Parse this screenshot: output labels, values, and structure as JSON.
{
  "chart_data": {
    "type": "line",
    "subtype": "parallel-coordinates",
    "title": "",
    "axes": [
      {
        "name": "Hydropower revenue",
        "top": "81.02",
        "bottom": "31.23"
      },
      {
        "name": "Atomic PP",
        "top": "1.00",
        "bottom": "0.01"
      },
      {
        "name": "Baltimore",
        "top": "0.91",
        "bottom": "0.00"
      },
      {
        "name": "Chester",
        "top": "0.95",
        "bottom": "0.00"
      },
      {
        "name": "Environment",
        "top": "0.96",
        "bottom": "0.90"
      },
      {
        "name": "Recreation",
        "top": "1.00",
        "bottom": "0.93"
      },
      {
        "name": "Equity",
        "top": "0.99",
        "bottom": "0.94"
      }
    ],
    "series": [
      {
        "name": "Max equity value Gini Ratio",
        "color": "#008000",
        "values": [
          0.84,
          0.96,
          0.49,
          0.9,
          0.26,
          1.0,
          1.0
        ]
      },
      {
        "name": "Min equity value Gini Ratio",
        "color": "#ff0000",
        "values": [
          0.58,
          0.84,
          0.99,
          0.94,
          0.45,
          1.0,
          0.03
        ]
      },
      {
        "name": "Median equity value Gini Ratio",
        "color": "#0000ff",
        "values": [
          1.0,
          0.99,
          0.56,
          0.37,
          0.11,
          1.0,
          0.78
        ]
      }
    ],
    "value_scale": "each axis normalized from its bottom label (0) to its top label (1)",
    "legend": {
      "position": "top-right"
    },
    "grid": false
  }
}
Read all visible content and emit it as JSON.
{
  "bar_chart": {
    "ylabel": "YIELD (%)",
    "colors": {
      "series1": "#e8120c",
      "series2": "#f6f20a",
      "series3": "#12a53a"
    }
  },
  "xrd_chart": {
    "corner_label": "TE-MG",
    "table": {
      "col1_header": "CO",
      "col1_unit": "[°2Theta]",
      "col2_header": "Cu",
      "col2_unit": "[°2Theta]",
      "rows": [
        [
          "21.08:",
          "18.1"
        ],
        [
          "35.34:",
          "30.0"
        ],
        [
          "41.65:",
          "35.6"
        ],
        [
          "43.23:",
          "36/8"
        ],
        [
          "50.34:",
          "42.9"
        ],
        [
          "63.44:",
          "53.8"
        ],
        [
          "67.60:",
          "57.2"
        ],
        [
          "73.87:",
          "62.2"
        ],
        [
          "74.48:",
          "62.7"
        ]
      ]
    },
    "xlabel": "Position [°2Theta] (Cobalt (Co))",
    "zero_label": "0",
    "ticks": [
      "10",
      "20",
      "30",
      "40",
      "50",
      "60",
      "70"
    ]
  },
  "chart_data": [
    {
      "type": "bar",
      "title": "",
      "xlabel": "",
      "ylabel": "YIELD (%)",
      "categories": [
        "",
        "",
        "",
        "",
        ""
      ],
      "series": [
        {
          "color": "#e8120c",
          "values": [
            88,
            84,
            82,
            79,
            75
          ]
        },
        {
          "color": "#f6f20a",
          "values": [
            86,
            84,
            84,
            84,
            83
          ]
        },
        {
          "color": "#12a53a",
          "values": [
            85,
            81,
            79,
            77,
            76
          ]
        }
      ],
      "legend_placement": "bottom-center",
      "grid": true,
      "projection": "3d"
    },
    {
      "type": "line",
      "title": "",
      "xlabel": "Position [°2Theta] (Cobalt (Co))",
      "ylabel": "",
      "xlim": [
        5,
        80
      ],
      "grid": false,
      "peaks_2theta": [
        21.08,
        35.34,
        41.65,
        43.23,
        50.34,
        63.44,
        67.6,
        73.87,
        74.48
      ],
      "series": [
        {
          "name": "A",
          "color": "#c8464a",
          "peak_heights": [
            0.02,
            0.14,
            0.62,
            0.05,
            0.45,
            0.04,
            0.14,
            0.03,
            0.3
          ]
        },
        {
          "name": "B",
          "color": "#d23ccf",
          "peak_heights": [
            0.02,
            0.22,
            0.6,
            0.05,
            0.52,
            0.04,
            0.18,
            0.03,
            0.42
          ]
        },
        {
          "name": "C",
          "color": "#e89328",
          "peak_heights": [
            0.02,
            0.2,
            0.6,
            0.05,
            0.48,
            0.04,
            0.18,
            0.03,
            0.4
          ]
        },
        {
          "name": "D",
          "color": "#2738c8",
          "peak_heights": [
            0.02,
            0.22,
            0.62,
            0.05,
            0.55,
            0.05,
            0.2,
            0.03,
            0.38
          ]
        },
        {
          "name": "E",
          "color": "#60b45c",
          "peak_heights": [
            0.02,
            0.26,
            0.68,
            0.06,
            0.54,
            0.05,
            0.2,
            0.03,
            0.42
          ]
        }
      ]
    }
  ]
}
⁂
Write out every line exactly as it stands.

Parse this screenshot: output labels, values, and structure as JSON.
{
  "chart_data": {
    "type": "line",
    "subtype": "parallel-coordinates",
    "title": "",
    "axes": [
      {
        "name": "Hydropower revenue",
        "top": "81.02",
        "bottom": "31.23"
      },
      {
        "name": "Atomic PP",
        "top": "1.00",
        "bottom": "0.01"
      },
      {
        "name": "Baltimore",
        "top": "0.91",
        "bottom": "0.00"
      },
      {
        "name": "Chester",
        "top": "0.95",
        "bottom": "0.00"
      },
      {
        "name": "Environment",
        "top": "0.96",
        "bottom": "0.90"
      },
      {
        "name": "Recreation",
        "top": "1.00",
        "bottom": "0.93"
      },
      {
        "name": "Equity",
        "top": "0.99",
        "bottom": "0.94"
      }
    ],
    "series": [
      {
        "name": "Max equity value Gini Ratio",
        "color": "#008000",
        "values": [
          0.84,
          0.96,
          0.49,
          0.9,
          0.26,
          1.0,
          1.0
        ]
      },
      {
        "name": "Min equity value Gini Ratio",
        "color": "#ff0000",
        "values": [
          0.58,
          0.84,
          0.99,
          0.94,
          0.45,
          1.0,
          0.03
        ]
      },
      {
        "name": "Median equity value Gini Ratio",
        "color": "#0000ff",
        "values": [
          1.0,
          0.99,
          0.56,
          0.37,
          0.11,
          1.0,
          0.78
        ]
      }
    ],
    "value_scale": "each axis normalized from its bottom label (0) to its top label (1)",
    "legend": {
      "position": "top-right"
    },
    "grid": false
  }
}
Read all visible content and emit it as JSON.
{
  "bar_chart": {
    "ylabel": "YIELD (%)",
    "colors": {
      "series1": "#e8120c",
      "series2": "#f6f20a",
      "series3": "#12a53a"
    }
  },
  "xrd_chart": {
    "corner_label": "TE-MG",
    "table": {
      "col1_header": "CO",
      "col1_unit": "[°2Theta]",
      "col2_header": "Cu",
      "col2_unit": "[°2Theta]",
      "rows": [
        [
          "21.08:",
          "18.1"
        ],
        [
          "35.34:",
          "30.0"
        ],
        [
          "41.65:",
          "35.6"
        ],
        [
          "43.23:",
          "36/8"
        ],
        [
          "50.34:",
          "42.9"
        ],
        [
          "63.44:",
          "53.8"
        ],
        [
          "67.60:",
          "57.2"
        ],
        [
          "73.87:",
          "62.2"
        ],
        [
          "74.48:",
          "62.7"
        ]
      ]
    },
    "xlabel": "Position [°2Theta] (Cobalt (Co))",
    "zero_label": "0",
    "ticks": [
      "10",
      "20",
      "30",
      "40",
      "50",
      "60",
      "70"
    ]
  },
  "chart_data": [
    {
      "type": "bar",
      "title": "",
      "xlabel": "",
      "ylabel": "YIELD (%)",
      "categories": [
        "",
        "",
        "",
        "",
        ""
      ],
      "series": [
        {
          "color": "#e8120c",
          "values": [
            88,
            84,
            82,
            79,
            75
          ]
        },
        {
          "color": "#f6f20a",
          "values": [
            86,
            84,
            84,
            84,
            83
          ]
        },
        {
          "color": "#12a53a",
          "values": [
            85,
            81,
            79,
            77,
            76
          ]
        }
      ],
      "legend_placement": "bottom-center",
      "grid": true,
      "projection": "3d"
    },
    {
      "type": "line",
      "title": "",
      "xlabel": "Position [°2Theta] (Cobalt (Co))",
      "ylabel": "",
      "xlim": [
        5,
        80
      ],
      "grid": false,
      "peaks_2theta": [
        21.08,
        35.34,
        41.65,
        43.23,
        50.34,
        63.44,
        67.6,
        73.87,
        74.48
      ],
      "series": [
        {
          "name": "A",
          "color": "#c8464a",
          "peak_heights": [
            0.02,
            0.14,
            0.62,
            0.05,
            0.45,
            0.04,
            0.14,
            0.03,
            0.3
          ]
        },
        {
          "name": "B",
          "color": "#d23ccf",
          "peak_heights": [
            0.02,
            0.22,
            0.6,
            0.05,
            0.52,
            0.04,
            0.18,
            0.03,
            0.42
          ]
        },
        {
          "name": "C",
          "color": "#e89328",
          "peak_heights": [
            0.02,
            0.2,
            0.6,
            0.05,
            0.48,
            0.04,
            0.18,
            0.03,
            0.4
          ]
        },
        {
          "name": "D",
          "color": "#2738c8",
          "peak_heights": [
            0.02,
            0.22,
            0.62,
            0.05,
            0.55,
            0.05,
            0.2,
            0.03,
            0.38
          ]
        },
        {
          "name": "E",
          "color": "#60b45c",
          "peak_heights": [
            0.02,
            0.26,
            0.68,
            0.06,
            0.54,
            0.05,
            0.2,
            0.03,
            0.42
          ]
        }
      ]
    }
  ]
}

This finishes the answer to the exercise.